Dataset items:
======

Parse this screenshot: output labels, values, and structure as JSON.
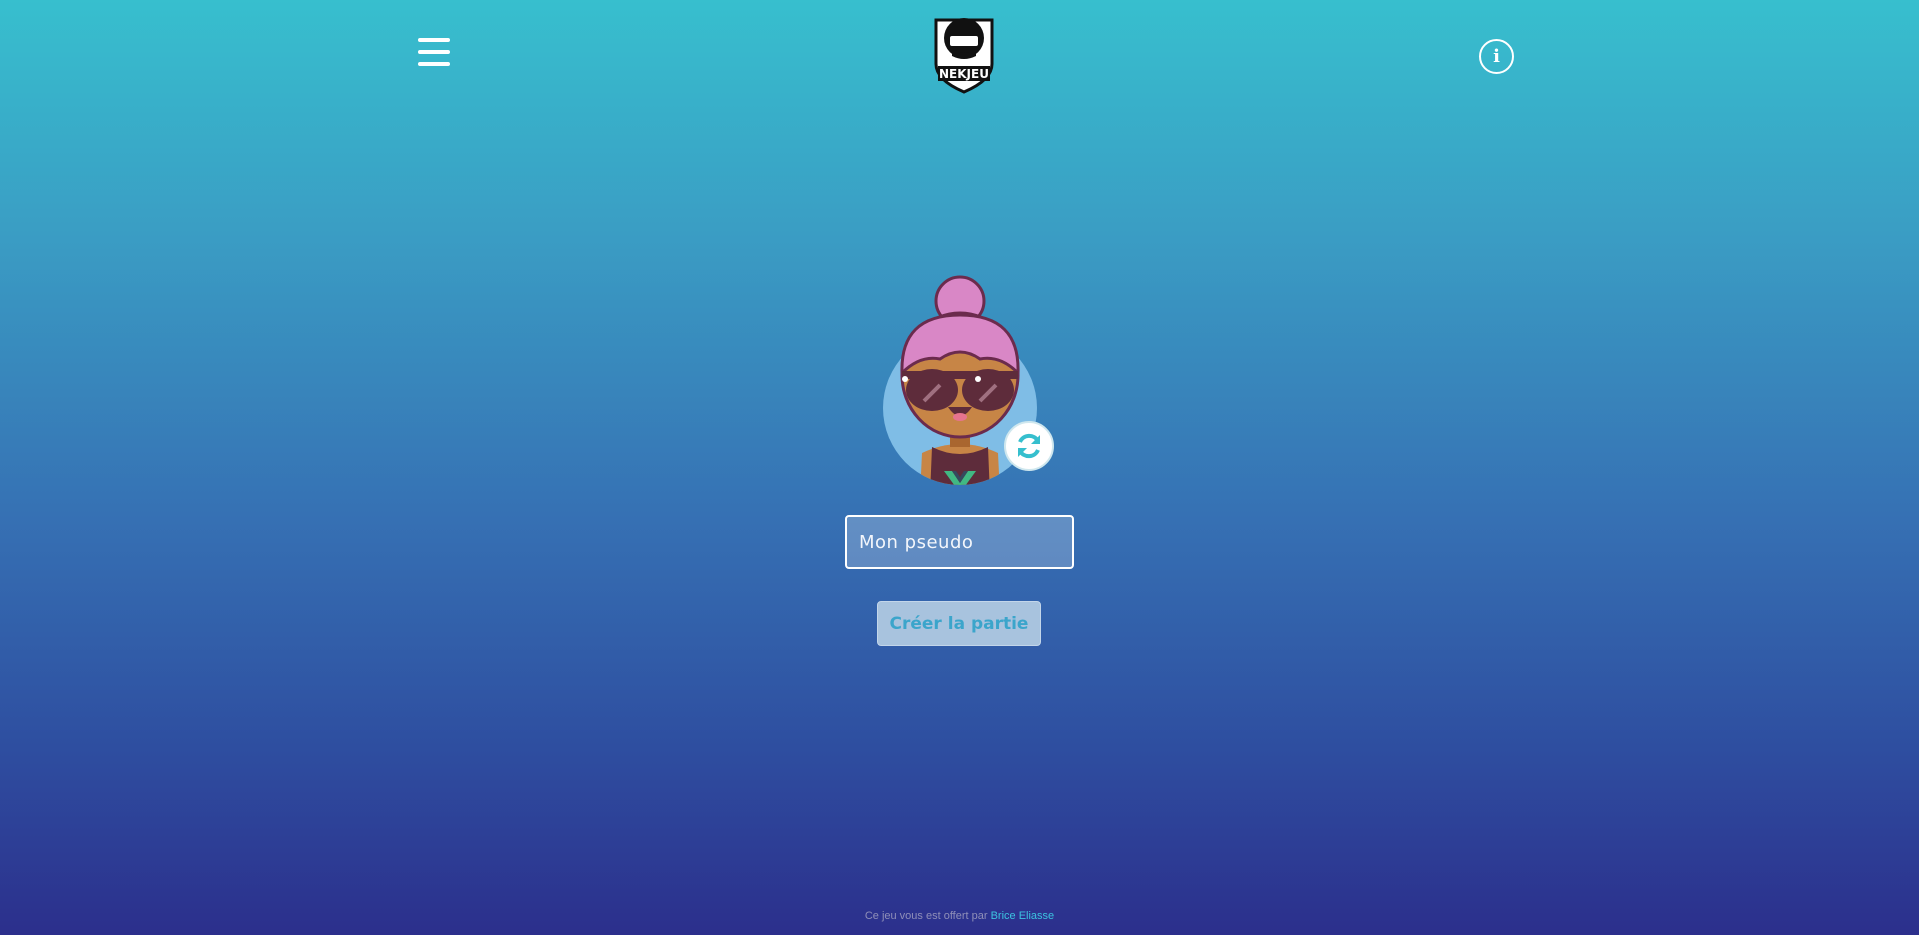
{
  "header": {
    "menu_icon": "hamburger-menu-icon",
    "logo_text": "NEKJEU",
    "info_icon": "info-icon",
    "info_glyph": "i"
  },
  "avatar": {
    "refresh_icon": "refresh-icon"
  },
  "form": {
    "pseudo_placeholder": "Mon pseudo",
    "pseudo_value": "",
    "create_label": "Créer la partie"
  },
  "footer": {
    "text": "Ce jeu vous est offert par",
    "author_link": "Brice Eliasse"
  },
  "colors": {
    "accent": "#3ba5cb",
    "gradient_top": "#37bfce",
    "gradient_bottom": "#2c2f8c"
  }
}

======

Written problem
Repeat the entries exactly. Pictures are excluded from the copy.

Solution to this task
Parse this screenshot: output labels, values, and structure as JSON.
{
  "header": {
    "menu_icon": "hamburger-menu-icon",
    "logo_text": "NEKJEU",
    "info_icon": "info-icon",
    "info_glyph": "i"
  },
  "avatar": {
    "refresh_icon": "refresh-icon"
  },
  "form": {
    "pseudo_placeholder": "Mon pseudo",
    "pseudo_value": "",
    "create_label": "Créer la partie"
  },
  "footer": {
    "text": "Ce jeu vous est offert par",
    "author_link": "Brice Eliasse"
  },
  "colors": {
    "accent": "#3ba5cb",
    "gradient_top": "#37bfce",
    "gradient_bottom": "#2c2f8c"
  }
}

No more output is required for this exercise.